■ **DATASET EXCERPTS**:
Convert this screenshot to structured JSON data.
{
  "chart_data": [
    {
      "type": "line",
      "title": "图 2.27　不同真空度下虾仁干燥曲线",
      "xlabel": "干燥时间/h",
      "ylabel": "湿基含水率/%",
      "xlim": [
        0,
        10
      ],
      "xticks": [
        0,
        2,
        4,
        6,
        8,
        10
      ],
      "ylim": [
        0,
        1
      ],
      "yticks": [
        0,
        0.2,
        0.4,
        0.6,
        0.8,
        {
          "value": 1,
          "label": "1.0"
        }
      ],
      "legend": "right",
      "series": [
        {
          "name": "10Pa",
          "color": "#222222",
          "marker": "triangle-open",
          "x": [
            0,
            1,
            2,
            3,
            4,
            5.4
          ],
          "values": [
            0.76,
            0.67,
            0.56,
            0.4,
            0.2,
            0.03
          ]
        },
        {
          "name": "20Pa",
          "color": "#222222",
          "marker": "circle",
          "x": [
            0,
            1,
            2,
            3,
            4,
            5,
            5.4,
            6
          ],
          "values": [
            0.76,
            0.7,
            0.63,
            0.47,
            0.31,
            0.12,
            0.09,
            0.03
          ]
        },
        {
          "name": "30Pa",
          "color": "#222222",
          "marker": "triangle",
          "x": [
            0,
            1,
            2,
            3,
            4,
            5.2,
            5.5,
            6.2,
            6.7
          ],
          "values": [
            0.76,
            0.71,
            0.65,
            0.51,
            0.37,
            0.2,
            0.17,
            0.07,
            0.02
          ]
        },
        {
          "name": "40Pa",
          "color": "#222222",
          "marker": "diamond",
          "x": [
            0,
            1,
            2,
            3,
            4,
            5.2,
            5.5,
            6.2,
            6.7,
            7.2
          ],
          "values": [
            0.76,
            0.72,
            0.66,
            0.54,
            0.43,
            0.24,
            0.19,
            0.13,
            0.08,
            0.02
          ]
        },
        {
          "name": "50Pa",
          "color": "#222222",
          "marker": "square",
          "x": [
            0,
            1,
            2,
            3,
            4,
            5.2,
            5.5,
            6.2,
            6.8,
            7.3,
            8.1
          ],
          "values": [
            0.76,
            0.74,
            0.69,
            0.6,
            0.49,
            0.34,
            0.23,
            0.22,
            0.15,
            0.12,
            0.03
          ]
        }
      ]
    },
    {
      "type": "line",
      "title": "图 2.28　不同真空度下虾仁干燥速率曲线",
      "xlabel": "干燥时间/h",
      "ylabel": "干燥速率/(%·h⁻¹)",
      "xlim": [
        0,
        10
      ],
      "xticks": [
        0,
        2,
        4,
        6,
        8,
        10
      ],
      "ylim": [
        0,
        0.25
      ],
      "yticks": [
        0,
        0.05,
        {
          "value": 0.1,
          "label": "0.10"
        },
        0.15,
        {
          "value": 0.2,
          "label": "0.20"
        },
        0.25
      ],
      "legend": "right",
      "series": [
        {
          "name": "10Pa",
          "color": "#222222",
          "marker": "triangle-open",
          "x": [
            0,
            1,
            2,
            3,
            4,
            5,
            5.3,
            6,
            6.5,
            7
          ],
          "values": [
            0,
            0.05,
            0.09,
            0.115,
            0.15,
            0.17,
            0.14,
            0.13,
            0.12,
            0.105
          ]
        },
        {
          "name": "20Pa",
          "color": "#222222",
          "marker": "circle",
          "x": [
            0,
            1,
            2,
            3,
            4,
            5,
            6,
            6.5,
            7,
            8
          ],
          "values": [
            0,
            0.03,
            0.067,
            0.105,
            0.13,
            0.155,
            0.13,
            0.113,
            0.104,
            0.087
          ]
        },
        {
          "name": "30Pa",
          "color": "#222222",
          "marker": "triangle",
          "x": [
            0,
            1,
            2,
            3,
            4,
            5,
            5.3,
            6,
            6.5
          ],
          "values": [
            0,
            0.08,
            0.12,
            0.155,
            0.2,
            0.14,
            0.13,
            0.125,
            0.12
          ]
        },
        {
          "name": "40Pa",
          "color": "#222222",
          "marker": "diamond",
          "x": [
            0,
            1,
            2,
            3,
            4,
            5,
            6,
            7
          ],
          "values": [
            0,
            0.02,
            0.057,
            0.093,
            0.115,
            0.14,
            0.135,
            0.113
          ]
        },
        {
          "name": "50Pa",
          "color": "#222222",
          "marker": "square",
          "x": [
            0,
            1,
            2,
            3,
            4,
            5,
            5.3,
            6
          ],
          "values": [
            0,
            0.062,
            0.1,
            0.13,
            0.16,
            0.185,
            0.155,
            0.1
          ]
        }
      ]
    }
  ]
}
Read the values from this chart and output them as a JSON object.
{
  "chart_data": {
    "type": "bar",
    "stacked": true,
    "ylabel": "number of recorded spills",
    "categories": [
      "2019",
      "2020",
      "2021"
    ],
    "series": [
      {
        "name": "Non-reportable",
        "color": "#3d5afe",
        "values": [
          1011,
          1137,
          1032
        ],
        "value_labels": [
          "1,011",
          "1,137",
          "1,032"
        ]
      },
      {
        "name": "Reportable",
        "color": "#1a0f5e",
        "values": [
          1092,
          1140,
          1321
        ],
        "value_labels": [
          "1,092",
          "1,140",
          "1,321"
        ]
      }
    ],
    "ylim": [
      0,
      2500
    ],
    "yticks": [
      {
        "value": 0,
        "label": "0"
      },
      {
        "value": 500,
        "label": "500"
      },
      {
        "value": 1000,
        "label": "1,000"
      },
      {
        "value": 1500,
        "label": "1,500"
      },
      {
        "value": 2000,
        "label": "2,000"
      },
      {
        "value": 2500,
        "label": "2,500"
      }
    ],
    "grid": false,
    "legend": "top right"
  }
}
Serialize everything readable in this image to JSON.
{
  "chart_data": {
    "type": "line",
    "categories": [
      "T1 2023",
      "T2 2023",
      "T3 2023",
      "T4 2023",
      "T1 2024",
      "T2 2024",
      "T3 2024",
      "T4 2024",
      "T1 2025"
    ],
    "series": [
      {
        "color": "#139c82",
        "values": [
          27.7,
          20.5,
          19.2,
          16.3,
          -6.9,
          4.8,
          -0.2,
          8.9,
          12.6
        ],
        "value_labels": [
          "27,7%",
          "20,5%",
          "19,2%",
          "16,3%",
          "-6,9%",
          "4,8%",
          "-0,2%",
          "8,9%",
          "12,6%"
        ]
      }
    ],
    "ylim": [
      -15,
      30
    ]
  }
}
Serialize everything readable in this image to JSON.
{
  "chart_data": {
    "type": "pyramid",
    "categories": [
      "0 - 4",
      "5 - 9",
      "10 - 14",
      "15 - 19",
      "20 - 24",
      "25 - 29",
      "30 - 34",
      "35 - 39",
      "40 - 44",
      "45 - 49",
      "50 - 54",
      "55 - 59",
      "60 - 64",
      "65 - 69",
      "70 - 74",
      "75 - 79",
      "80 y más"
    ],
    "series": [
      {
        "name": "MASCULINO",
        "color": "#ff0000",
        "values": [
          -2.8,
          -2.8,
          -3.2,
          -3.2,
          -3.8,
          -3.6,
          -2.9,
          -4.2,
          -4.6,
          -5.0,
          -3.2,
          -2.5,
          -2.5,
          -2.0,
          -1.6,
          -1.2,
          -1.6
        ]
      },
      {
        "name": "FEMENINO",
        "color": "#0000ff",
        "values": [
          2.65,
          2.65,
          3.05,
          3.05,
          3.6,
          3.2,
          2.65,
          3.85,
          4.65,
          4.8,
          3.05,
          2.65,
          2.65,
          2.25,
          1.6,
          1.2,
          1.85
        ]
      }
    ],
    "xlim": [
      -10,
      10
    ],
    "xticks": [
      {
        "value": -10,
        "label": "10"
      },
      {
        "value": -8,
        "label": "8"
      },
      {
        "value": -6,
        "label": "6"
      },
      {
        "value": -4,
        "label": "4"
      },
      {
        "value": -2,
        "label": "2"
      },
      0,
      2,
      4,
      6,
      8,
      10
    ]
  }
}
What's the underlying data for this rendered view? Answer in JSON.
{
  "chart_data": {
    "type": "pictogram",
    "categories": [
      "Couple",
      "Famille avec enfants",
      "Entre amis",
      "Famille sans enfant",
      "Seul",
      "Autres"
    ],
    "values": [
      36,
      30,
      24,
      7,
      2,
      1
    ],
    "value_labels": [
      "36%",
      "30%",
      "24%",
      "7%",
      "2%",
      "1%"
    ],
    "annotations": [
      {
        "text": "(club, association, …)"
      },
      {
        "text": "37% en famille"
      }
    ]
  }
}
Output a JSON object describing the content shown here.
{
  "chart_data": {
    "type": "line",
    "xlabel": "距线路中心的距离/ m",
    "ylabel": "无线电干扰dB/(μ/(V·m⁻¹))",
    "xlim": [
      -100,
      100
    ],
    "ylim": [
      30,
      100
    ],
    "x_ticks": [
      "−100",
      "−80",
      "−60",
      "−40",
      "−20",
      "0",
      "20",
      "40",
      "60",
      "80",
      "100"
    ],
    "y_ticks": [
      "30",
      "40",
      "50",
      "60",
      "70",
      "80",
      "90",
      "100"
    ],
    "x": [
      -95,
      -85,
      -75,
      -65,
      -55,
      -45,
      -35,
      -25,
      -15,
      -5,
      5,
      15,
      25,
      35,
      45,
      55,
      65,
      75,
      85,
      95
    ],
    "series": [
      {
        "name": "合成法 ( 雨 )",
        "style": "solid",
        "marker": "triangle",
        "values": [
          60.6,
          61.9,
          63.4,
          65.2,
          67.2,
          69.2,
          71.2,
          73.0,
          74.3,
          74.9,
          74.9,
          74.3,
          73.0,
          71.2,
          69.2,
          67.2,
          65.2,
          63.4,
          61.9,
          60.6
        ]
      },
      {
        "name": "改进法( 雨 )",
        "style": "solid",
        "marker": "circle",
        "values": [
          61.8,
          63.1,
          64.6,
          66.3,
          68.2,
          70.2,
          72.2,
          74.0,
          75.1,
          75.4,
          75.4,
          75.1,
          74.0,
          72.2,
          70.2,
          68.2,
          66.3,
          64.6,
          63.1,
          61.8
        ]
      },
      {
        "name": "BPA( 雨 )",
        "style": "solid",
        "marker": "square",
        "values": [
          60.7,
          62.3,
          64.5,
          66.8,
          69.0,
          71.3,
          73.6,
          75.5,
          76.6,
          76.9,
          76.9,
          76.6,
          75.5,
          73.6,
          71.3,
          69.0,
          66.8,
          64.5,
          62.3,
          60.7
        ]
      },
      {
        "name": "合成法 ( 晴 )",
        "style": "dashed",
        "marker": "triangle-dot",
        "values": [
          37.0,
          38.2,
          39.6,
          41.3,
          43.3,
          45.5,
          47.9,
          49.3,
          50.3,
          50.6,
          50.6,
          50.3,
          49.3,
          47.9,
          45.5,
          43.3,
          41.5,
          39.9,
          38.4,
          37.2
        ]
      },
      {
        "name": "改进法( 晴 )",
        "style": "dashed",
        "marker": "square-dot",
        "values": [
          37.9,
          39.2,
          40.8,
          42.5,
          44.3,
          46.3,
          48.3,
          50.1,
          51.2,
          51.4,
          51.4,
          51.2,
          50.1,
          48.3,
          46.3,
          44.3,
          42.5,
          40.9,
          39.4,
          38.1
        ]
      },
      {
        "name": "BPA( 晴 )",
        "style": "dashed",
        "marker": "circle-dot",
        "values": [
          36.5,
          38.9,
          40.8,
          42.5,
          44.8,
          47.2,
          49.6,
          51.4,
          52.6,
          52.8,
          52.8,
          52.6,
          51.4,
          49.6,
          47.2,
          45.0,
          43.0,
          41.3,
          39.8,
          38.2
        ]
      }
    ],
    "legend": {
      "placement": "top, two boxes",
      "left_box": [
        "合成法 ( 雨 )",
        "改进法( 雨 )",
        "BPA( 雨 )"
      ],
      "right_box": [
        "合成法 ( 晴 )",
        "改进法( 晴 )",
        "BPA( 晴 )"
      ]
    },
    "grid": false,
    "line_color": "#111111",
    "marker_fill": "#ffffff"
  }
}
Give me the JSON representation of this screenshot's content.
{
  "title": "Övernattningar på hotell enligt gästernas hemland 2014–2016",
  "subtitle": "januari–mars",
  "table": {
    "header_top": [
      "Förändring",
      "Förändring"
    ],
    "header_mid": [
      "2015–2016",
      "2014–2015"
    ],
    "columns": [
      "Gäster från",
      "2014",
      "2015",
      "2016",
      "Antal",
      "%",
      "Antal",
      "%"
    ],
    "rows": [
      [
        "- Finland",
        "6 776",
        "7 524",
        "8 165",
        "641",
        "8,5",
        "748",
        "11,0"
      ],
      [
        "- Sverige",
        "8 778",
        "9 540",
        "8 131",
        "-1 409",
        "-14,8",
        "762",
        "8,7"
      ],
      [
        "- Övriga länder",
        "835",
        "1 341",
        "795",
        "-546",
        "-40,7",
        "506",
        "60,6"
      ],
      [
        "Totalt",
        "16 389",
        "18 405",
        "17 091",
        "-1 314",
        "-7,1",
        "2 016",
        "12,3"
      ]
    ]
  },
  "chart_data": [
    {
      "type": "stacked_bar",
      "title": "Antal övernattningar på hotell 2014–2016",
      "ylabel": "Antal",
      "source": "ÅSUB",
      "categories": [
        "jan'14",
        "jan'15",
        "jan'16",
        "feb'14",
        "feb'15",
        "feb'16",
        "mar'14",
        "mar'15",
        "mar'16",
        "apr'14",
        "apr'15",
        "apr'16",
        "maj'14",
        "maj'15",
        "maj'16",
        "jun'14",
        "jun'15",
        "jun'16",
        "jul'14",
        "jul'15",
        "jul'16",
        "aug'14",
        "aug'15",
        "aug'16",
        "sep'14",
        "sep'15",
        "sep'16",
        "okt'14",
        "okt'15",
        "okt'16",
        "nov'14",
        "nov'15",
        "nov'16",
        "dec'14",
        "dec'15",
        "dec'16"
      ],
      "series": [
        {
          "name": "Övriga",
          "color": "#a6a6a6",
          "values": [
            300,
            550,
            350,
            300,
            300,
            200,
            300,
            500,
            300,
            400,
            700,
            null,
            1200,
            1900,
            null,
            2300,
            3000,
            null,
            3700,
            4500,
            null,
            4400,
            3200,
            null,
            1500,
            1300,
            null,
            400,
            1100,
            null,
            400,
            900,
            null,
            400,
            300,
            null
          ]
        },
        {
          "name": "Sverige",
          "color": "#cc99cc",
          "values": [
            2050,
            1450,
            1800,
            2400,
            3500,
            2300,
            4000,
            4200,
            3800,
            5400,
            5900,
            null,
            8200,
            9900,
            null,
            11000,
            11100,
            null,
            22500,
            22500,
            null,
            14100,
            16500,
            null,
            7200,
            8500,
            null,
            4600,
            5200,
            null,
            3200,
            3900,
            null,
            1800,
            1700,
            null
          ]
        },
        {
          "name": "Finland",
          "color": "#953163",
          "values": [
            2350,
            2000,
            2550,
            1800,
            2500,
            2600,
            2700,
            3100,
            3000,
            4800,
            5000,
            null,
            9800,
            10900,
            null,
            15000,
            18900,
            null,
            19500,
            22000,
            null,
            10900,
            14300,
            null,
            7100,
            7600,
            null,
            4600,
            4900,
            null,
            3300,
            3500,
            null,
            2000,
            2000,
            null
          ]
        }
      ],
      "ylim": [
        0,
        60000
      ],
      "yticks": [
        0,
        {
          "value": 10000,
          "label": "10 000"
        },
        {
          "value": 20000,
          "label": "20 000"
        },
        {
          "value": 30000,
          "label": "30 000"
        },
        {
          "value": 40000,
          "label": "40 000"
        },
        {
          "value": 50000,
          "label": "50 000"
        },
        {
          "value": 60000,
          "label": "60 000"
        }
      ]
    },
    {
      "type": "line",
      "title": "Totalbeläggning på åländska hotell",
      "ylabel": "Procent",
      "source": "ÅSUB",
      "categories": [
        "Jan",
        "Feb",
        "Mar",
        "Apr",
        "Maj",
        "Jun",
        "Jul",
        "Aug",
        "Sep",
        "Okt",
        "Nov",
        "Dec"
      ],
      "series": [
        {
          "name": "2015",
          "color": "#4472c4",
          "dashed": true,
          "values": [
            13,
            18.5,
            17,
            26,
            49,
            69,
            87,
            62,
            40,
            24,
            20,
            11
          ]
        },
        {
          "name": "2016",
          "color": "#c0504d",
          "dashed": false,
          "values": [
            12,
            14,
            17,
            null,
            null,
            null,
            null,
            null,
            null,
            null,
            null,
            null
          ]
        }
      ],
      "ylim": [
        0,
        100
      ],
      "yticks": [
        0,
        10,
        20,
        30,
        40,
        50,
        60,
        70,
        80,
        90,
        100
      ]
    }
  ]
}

■ **WHAT YOU SHOULD DO**:
Which lines contain the word "JSON"? Copy each one.

■ **COMPLETED TASK**:
Convert this screenshot to structured JSON data.
Read the values from this chart and output them as a JSON object.
Serialize everything readable in this image to JSON.
Serialize everything readable in this image to JSON.
What's the underlying data for this rendered view? Answer in JSON.
Output a JSON object describing the content shown here.
Give me the JSON representation of this screenshot's content.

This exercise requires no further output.